▶ WHAT THE TASK REQUIRES: Go through the lines below. Copy those with "this".

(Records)
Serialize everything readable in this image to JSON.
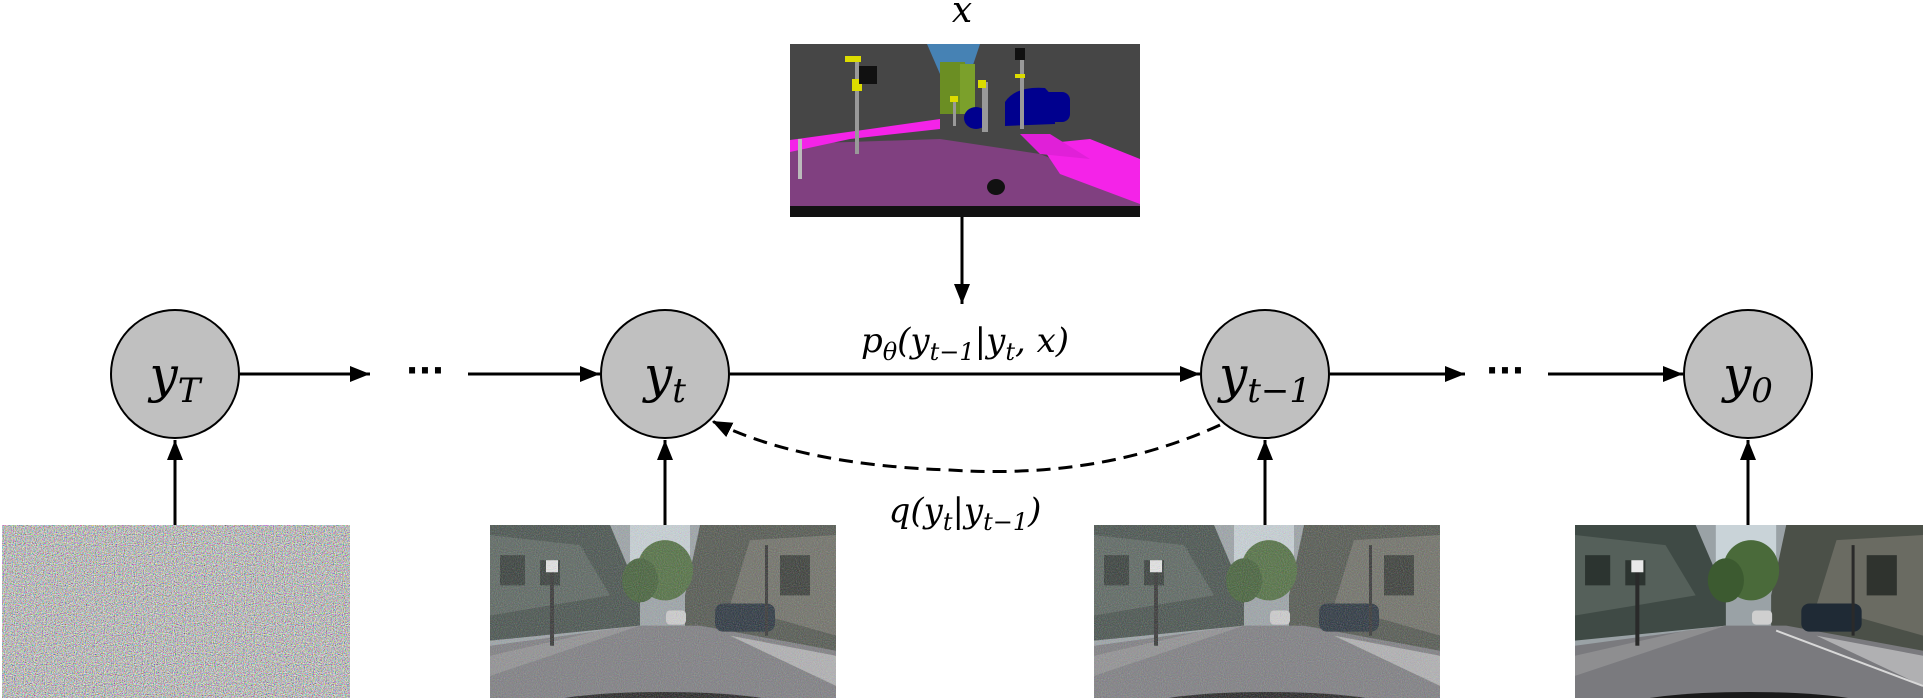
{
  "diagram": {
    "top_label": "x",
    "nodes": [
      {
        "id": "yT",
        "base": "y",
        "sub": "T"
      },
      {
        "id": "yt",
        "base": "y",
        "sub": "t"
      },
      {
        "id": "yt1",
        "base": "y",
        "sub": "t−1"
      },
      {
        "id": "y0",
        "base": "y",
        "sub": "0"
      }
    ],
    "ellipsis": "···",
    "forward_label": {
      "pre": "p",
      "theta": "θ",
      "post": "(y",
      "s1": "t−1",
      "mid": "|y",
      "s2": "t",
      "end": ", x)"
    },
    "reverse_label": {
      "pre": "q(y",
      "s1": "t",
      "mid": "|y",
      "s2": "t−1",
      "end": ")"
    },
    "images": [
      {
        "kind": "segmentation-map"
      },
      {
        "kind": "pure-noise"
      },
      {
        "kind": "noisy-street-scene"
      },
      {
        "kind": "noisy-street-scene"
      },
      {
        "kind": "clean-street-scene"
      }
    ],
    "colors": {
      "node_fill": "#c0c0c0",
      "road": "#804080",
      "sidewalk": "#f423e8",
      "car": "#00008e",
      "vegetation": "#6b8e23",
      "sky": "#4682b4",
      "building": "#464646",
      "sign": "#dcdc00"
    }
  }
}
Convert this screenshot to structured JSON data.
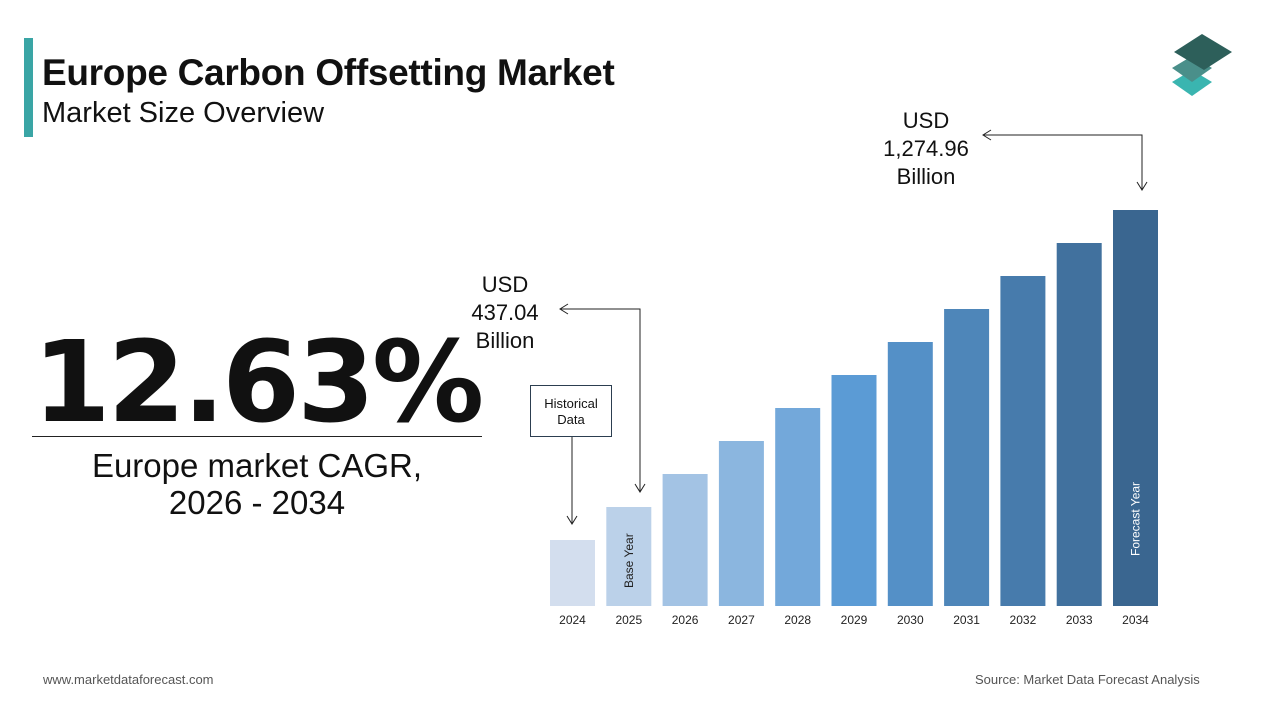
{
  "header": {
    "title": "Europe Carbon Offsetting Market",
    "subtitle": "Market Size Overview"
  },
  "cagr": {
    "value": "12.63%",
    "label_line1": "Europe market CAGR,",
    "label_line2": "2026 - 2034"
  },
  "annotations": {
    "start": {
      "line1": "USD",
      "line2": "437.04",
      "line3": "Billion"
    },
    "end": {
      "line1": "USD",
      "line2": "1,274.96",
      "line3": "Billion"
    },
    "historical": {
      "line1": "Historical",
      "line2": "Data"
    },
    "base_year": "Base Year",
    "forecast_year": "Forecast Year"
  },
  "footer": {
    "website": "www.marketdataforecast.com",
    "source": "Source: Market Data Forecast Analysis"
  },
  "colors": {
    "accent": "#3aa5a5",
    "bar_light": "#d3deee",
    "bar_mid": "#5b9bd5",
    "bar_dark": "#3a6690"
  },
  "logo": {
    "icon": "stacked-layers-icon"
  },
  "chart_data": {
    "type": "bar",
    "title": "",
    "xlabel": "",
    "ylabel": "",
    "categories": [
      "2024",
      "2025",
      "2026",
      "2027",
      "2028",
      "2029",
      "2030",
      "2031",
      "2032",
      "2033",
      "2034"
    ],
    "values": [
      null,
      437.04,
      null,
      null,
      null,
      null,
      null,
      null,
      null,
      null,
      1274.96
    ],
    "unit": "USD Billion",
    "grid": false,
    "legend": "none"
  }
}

▶ REPLY TO THE EXERCISE:
Serialize everything readable in this image to JSON.
Convert this screenshot to structured JSON data.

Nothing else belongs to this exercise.